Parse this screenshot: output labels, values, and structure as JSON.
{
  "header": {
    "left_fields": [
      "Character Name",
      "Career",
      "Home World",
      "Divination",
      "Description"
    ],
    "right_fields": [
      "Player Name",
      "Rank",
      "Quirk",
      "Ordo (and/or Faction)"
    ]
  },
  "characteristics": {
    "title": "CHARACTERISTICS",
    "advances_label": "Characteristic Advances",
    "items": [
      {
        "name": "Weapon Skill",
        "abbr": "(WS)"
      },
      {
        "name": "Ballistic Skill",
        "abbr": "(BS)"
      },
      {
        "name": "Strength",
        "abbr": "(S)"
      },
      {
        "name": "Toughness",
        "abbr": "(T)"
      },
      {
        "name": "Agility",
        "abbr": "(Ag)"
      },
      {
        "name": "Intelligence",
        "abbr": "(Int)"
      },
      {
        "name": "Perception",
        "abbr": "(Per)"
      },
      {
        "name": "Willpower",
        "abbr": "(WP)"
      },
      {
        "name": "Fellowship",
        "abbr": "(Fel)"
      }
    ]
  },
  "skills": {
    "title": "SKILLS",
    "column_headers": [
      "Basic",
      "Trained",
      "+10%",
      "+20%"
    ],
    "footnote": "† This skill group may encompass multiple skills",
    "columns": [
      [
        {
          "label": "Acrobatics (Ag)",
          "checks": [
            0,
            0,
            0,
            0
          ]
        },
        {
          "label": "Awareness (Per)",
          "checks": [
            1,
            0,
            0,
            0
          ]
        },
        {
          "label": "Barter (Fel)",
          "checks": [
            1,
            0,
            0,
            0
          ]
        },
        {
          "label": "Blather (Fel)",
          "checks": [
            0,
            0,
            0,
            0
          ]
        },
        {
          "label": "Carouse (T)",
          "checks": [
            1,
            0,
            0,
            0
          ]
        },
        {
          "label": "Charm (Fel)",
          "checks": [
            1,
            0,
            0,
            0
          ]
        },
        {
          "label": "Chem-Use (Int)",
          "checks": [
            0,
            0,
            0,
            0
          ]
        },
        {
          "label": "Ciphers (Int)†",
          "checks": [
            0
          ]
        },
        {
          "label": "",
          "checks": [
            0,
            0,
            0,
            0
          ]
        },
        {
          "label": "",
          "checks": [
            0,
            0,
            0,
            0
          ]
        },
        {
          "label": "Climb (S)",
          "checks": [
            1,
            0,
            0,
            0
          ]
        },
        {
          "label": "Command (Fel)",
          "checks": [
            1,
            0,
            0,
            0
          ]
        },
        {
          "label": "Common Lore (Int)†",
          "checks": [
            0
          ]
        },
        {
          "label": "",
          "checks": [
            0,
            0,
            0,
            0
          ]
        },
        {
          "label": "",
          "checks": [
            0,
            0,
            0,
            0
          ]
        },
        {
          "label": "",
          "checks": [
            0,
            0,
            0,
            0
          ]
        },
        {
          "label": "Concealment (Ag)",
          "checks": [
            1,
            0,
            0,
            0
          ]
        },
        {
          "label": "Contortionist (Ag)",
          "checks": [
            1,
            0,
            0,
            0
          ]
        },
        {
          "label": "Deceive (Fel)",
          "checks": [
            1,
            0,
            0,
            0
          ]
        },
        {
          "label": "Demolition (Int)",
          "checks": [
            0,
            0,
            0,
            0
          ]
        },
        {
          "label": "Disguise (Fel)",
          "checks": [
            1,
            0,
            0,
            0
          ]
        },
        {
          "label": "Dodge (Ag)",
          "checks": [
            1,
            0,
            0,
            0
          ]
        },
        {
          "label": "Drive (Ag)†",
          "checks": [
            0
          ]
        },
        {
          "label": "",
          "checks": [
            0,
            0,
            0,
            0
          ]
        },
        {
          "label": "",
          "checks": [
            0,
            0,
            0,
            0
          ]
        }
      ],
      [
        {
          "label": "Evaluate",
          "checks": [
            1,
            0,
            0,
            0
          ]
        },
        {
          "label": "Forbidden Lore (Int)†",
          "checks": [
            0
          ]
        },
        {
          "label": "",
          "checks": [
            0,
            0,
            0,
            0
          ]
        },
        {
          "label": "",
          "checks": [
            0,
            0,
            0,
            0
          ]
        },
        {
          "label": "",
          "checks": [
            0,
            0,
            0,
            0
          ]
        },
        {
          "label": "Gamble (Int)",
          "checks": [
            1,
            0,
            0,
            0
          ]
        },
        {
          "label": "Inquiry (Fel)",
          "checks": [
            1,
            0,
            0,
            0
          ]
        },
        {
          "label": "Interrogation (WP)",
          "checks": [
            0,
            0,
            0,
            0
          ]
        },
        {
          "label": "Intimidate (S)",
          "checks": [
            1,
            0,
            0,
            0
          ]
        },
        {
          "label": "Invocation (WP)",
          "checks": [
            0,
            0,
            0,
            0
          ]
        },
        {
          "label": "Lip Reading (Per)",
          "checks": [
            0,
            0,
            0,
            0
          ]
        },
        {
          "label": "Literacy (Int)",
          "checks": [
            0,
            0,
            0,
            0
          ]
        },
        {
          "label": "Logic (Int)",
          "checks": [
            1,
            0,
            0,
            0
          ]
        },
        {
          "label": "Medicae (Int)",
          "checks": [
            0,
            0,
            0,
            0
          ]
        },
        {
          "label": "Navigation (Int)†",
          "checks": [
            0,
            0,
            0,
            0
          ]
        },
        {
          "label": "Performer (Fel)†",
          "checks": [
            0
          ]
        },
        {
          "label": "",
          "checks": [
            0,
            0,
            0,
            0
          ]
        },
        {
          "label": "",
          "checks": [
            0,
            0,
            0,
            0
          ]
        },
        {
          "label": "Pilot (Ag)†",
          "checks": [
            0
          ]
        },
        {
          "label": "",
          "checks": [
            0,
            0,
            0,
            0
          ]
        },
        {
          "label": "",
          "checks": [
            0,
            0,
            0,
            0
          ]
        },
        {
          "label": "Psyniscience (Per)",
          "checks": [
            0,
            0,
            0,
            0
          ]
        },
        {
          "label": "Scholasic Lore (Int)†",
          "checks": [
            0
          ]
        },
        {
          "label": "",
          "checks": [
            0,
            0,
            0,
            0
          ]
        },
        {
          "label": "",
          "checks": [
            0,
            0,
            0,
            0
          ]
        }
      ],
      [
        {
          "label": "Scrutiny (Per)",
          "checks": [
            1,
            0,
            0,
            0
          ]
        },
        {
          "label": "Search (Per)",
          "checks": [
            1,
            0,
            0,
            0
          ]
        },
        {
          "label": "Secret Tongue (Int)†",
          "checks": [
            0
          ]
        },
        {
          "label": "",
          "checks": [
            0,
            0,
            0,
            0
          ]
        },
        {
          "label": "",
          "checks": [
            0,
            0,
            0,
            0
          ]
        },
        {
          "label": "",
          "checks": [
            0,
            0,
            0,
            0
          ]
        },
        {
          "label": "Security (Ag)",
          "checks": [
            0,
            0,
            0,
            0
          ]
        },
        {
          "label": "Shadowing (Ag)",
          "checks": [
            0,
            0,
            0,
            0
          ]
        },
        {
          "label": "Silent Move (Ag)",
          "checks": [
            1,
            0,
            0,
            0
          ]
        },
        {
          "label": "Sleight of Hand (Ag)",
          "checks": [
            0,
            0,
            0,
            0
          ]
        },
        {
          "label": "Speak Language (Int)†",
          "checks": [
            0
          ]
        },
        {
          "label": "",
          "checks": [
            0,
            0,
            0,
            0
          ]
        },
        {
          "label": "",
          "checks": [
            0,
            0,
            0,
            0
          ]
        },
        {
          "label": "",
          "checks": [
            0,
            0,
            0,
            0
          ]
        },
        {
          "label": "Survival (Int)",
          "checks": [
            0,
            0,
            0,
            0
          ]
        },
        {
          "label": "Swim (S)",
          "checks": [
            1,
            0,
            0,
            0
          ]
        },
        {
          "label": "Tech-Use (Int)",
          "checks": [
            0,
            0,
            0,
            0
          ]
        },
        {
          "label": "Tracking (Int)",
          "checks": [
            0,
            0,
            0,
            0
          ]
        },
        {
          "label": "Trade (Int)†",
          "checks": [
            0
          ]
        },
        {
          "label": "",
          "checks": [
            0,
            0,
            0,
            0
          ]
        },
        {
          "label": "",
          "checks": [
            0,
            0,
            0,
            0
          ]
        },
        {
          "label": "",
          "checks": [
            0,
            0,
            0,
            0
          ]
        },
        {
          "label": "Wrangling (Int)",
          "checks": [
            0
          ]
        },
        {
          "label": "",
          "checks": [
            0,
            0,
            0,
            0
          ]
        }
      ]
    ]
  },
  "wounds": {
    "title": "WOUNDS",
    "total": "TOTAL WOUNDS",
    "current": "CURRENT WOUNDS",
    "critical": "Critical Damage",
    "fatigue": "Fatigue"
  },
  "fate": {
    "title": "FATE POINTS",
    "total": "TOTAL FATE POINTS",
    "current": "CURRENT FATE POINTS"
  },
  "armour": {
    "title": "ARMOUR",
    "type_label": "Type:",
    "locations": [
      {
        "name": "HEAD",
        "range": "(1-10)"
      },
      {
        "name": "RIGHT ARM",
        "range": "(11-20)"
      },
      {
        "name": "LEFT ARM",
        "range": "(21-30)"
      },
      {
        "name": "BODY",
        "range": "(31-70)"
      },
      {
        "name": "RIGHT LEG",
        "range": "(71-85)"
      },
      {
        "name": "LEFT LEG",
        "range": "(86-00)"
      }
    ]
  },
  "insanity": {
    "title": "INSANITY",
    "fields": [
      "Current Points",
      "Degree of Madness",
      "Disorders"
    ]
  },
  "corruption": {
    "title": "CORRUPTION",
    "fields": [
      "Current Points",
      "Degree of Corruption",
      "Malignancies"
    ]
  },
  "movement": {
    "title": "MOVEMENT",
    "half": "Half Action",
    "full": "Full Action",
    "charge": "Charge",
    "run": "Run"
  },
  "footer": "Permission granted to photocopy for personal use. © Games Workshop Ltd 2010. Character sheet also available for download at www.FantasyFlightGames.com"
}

═══

§ THE REQUEST:
Report each line in the preceding entries that holds the string "title".

§ TASK ANSWER:
    "title": "CHARACTERISTICS",
    "title": "SKILLS",
    "title": "WOUNDS",
    "title": "FATE POINTS",
    "title": "ARMOUR",
    "title": "INSANITY",
    "title": "CORRUPTION",
    "title": "MOVEMENT",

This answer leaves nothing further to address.